DIRECTIONS. Transcribe the records exactly. Pictures do not belong in the transcription.

-=-=-

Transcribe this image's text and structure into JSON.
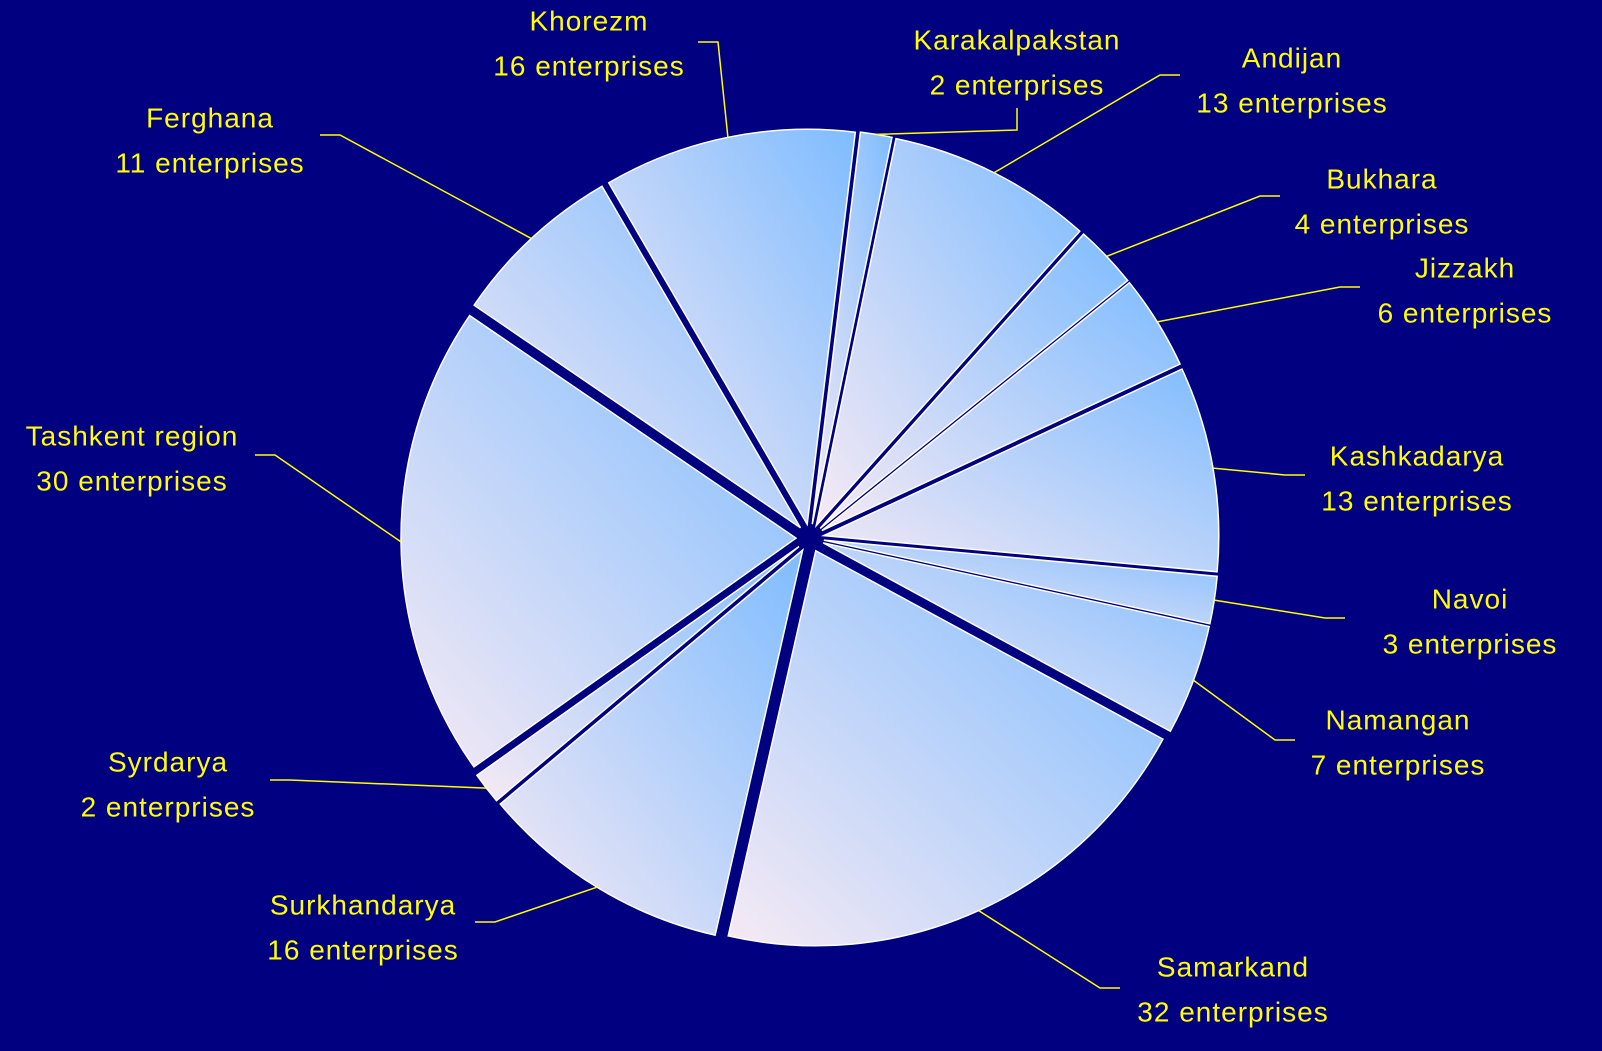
{
  "chart_data": {
    "type": "pie",
    "categories": [
      "Karakalpakstan",
      "Andijan",
      "Bukhara",
      "Jizzakh",
      "Kashkadarya",
      "Navoi",
      "Namangan",
      "Samarkand",
      "Surkhandarya",
      "Syrdarya",
      "Tashkent region",
      "Ferghana",
      "Khorezm"
    ],
    "values": [
      2,
      13,
      4,
      6,
      13,
      3,
      7,
      32,
      16,
      2,
      30,
      11,
      16
    ],
    "value_labels": [
      "2 enterprises",
      "13 enterprises",
      "4 enterprises",
      "6 enterprises",
      "13 enterprises",
      "3 enterprises",
      "7 enterprises",
      "32 enterprises",
      "16 enterprises",
      "2 enterprises",
      "30 enterprises",
      "11 enterprises",
      "16 enterprises"
    ],
    "color": "#7fbcff"
  }
}
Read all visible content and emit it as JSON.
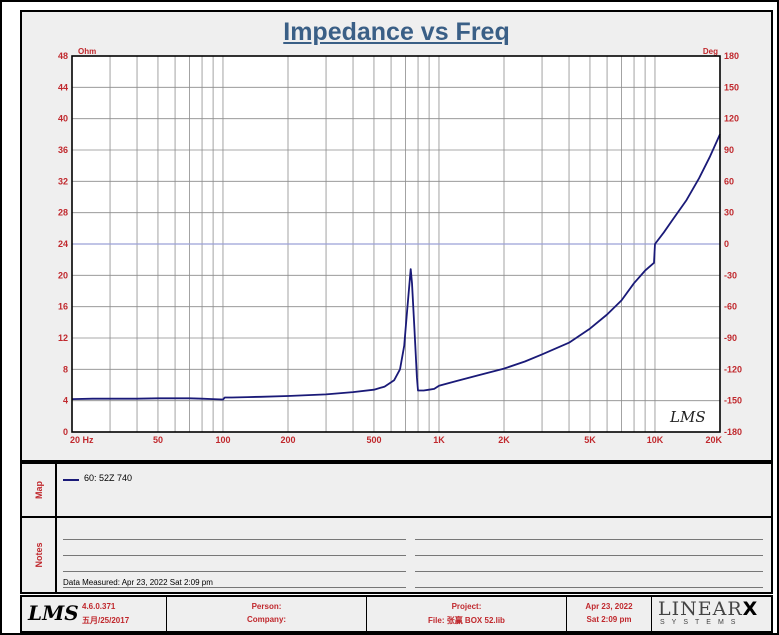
{
  "chart_data": {
    "type": "line",
    "title": "Impedance vs Freq",
    "y_unit_left": "Ohm",
    "y_unit_right": "Deg",
    "x_scale": "log",
    "xlim": [
      20,
      20000
    ],
    "ylim": [
      0,
      48
    ],
    "y2lim": [
      -180,
      180
    ],
    "x_tick_labels": [
      {
        "value": 20,
        "label": "20  Hz"
      },
      {
        "value": 50,
        "label": "50"
      },
      {
        "value": 100,
        "label": "100"
      },
      {
        "value": 200,
        "label": "200"
      },
      {
        "value": 500,
        "label": "500"
      },
      {
        "value": 1000,
        "label": "1K"
      },
      {
        "value": 2000,
        "label": "2K"
      },
      {
        "value": 5000,
        "label": "5K"
      },
      {
        "value": 10000,
        "label": "10K"
      },
      {
        "value": 20000,
        "label": "20K"
      }
    ],
    "y_ticks": [
      0,
      4,
      8,
      12,
      16,
      20,
      24,
      28,
      32,
      36,
      40,
      44,
      48
    ],
    "y2_ticks": [
      -180,
      -150,
      -120,
      -90,
      -60,
      -30,
      0,
      30,
      60,
      90,
      120,
      150,
      180
    ],
    "grid": true,
    "series": [
      {
        "name": "60: 52Z   740",
        "color": "#1a1a78",
        "x": [
          20,
          25,
          30,
          40,
          50,
          60,
          70,
          80,
          90,
          100,
          102,
          110,
          130,
          150,
          200,
          300,
          400,
          500,
          560,
          620,
          660,
          690,
          710,
          730,
          740,
          750,
          770,
          790,
          800,
          850,
          900,
          950,
          1000,
          1200,
          1500,
          2000,
          2500,
          3000,
          4000,
          5000,
          6000,
          7000,
          8000,
          9000,
          9900,
          10000,
          11000,
          12000,
          14000,
          16000,
          18000,
          20000
        ],
        "y": [
          4.2,
          4.25,
          4.25,
          4.25,
          4.3,
          4.3,
          4.3,
          4.25,
          4.2,
          4.15,
          4.4,
          4.4,
          4.45,
          4.5,
          4.6,
          4.8,
          5.1,
          5.4,
          5.8,
          6.6,
          8,
          11,
          15,
          19,
          20.8,
          19,
          13,
          7,
          5.3,
          5.3,
          5.4,
          5.5,
          5.9,
          6.5,
          7.2,
          8.1,
          9,
          9.9,
          11.4,
          13.2,
          15,
          16.8,
          19,
          20.6,
          21.6,
          24,
          25.5,
          27,
          29.6,
          32.4,
          35.2,
          38
        ]
      }
    ],
    "annotations": [
      "LMS"
    ]
  },
  "legend": {
    "tab_label": "Map",
    "entry_label": "60: 52Z   740",
    "entry_color": "#1a1a78"
  },
  "notes": {
    "tab_label": "Notes",
    "data_measured": "Data Measured: Apr 23, 2022  Sat  2:09 pm"
  },
  "footer": {
    "logo": "LMS",
    "version": "4.6.0.371",
    "version_date": "五月/25/2017",
    "person_label": "Person:",
    "company_label": "Company:",
    "project_label": "Project:",
    "file_label": "File: 张赢 BOX 52.lib",
    "date": "Apr 23, 2022",
    "day_time": "Sat  2:09 pm",
    "brand_top": "LINEAR",
    "brand_x": "X",
    "brand_bottom": "SYSTEMS"
  }
}
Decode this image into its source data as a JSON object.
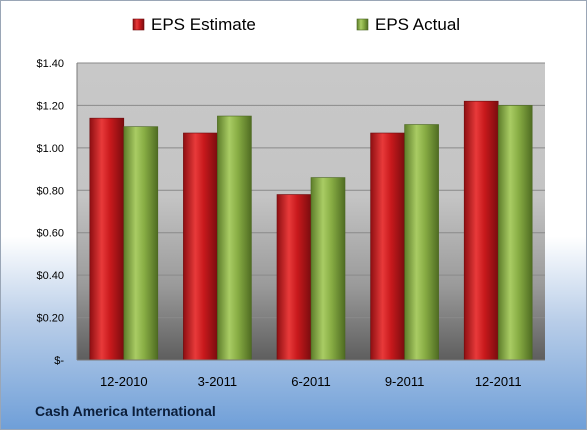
{
  "company_name": "Cash America International",
  "chart_data": {
    "type": "bar",
    "categories": [
      "12-2010",
      "3-2011",
      "6-2011",
      "9-2011",
      "12-2011"
    ],
    "series": [
      {
        "name": "EPS Estimate",
        "values": [
          1.14,
          1.07,
          0.78,
          1.07,
          1.22
        ],
        "color": "#c0181c"
      },
      {
        "name": "EPS Actual",
        "values": [
          1.1,
          1.15,
          0.86,
          1.11,
          1.2
        ],
        "color": "#8fb54a"
      }
    ],
    "title": "",
    "xlabel": "",
    "ylabel": "",
    "ylim": [
      0,
      1.4
    ],
    "ytick_values": [
      0,
      0.2,
      0.4,
      0.6,
      0.8,
      1.0,
      1.2,
      1.4
    ],
    "ytick_labels": [
      "$-",
      "$0.20",
      "$0.40",
      "$0.60",
      "$0.80",
      "$1.00",
      "$1.20",
      "$1.40"
    ],
    "grid": true,
    "legend_position": "top"
  }
}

-=-=-

RESPONSE.
Transcribe this image's text and structure into JSON.
{
  "chart_data": {
    "type": "pie",
    "categories": [
      "Karakalpakstan",
      "Andijan",
      "Bukhara",
      "Jizzakh",
      "Kashkadarya",
      "Navoi",
      "Namangan",
      "Samarkand",
      "Surkhandarya",
      "Syrdarya",
      "Tashkent region",
      "Ferghana",
      "Khorezm"
    ],
    "values": [
      2,
      13,
      4,
      6,
      13,
      3,
      7,
      32,
      16,
      2,
      30,
      11,
      16
    ],
    "value_labels": [
      "2 enterprises",
      "13 enterprises",
      "4 enterprises",
      "6 enterprises",
      "13 enterprises",
      "3 enterprises",
      "7 enterprises",
      "32 enterprises",
      "16 enterprises",
      "2 enterprises",
      "30 enterprises",
      "11 enterprises",
      "16 enterprises"
    ],
    "color": "#7fbcff"
  }
}
Read all visible content and emit it as JSON.
{
  "chart_data": {
    "type": "line",
    "title": "Impedance vs Freq",
    "y_unit_left": "Ohm",
    "y_unit_right": "Deg",
    "x_scale": "log",
    "xlim": [
      20,
      20000
    ],
    "ylim": [
      0,
      48
    ],
    "y2lim": [
      -180,
      180
    ],
    "x_tick_labels": [
      {
        "value": 20,
        "label": "20  Hz"
      },
      {
        "value": 50,
        "label": "50"
      },
      {
        "value": 100,
        "label": "100"
      },
      {
        "value": 200,
        "label": "200"
      },
      {
        "value": 500,
        "label": "500"
      },
      {
        "value": 1000,
        "label": "1K"
      },
      {
        "value": 2000,
        "label": "2K"
      },
      {
        "value": 5000,
        "label": "5K"
      },
      {
        "value": 10000,
        "label": "10K"
      },
      {
        "value": 20000,
        "label": "20K"
      }
    ],
    "y_ticks": [
      0,
      4,
      8,
      12,
      16,
      20,
      24,
      28,
      32,
      36,
      40,
      44,
      48
    ],
    "y2_ticks": [
      -180,
      -150,
      -120,
      -90,
      -60,
      -30,
      0,
      30,
      60,
      90,
      120,
      150,
      180
    ],
    "grid": true,
    "series": [
      {
        "name": "60: 52Z   740",
        "color": "#1a1a78",
        "x": [
          20,
          25,
          30,
          40,
          50,
          60,
          70,
          80,
          90,
          100,
          102,
          110,
          130,
          150,
          200,
          300,
          400,
          500,
          560,
          620,
          660,
          690,
          710,
          730,
          740,
          750,
          770,
          790,
          800,
          850,
          900,
          950,
          1000,
          1200,
          1500,
          2000,
          2500,
          3000,
          4000,
          5000,
          6000,
          7000,
          8000,
          9000,
          9900,
          10000,
          11000,
          12000,
          14000,
          16000,
          18000,
          20000
        ],
        "y": [
          4.2,
          4.25,
          4.25,
          4.25,
          4.3,
          4.3,
          4.3,
          4.25,
          4.2,
          4.15,
          4.4,
          4.4,
          4.45,
          4.5,
          4.6,
          4.8,
          5.1,
          5.4,
          5.8,
          6.6,
          8,
          11,
          15,
          19,
          20.8,
          19,
          13,
          7,
          5.3,
          5.3,
          5.4,
          5.5,
          5.9,
          6.5,
          7.2,
          8.1,
          9,
          9.9,
          11.4,
          13.2,
          15,
          16.8,
          19,
          20.6,
          21.6,
          24,
          25.5,
          27,
          29.6,
          32.4,
          35.2,
          38
        ]
      }
    ],
    "annotations": [
      "LMS"
    ]
  },
  "legend": {
    "tab_label": "Map",
    "entry_label": "60: 52Z   740",
    "entry_color": "#1a1a78"
  },
  "notes": {
    "tab_label": "Notes",
    "data_measured": "Data Measured: Apr 23, 2022  Sat  2:09 pm"
  },
  "footer": {
    "logo": "LMS",
    "version": "4.6.0.371",
    "version_date": "五月/25/2017",
    "person_label": "Person:",
    "company_label": "Company:",
    "project_label": "Project:",
    "file_label": "File: 张赢 BOX 52.lib",
    "date": "Apr 23, 2022",
    "day_time": "Sat  2:09 pm",
    "brand_top": "LINEAR",
    "brand_x": "X",
    "brand_bottom": "SYSTEMS"
  }
}
Decode this image into its source data as a JSON object.
{
  "company_name": "Cash America International",
  "chart_data": {
    "type": "bar",
    "categories": [
      "12-2010",
      "3-2011",
      "6-2011",
      "9-2011",
      "12-2011"
    ],
    "series": [
      {
        "name": "EPS Estimate",
        "values": [
          1.14,
          1.07,
          0.78,
          1.07,
          1.22
        ],
        "color": "#c0181c"
      },
      {
        "name": "EPS Actual",
        "values": [
          1.1,
          1.15,
          0.86,
          1.11,
          1.2
        ],
        "color": "#8fb54a"
      }
    ],
    "title": "",
    "xlabel": "",
    "ylabel": "",
    "ylim": [
      0,
      1.4
    ],
    "ytick_values": [
      0,
      0.2,
      0.4,
      0.6,
      0.8,
      1.0,
      1.2,
      1.4
    ],
    "ytick_labels": [
      "$-",
      "$0.20",
      "$0.40",
      "$0.60",
      "$0.80",
      "$1.00",
      "$1.20",
      "$1.40"
    ],
    "grid": true,
    "legend_position": "top"
  }
}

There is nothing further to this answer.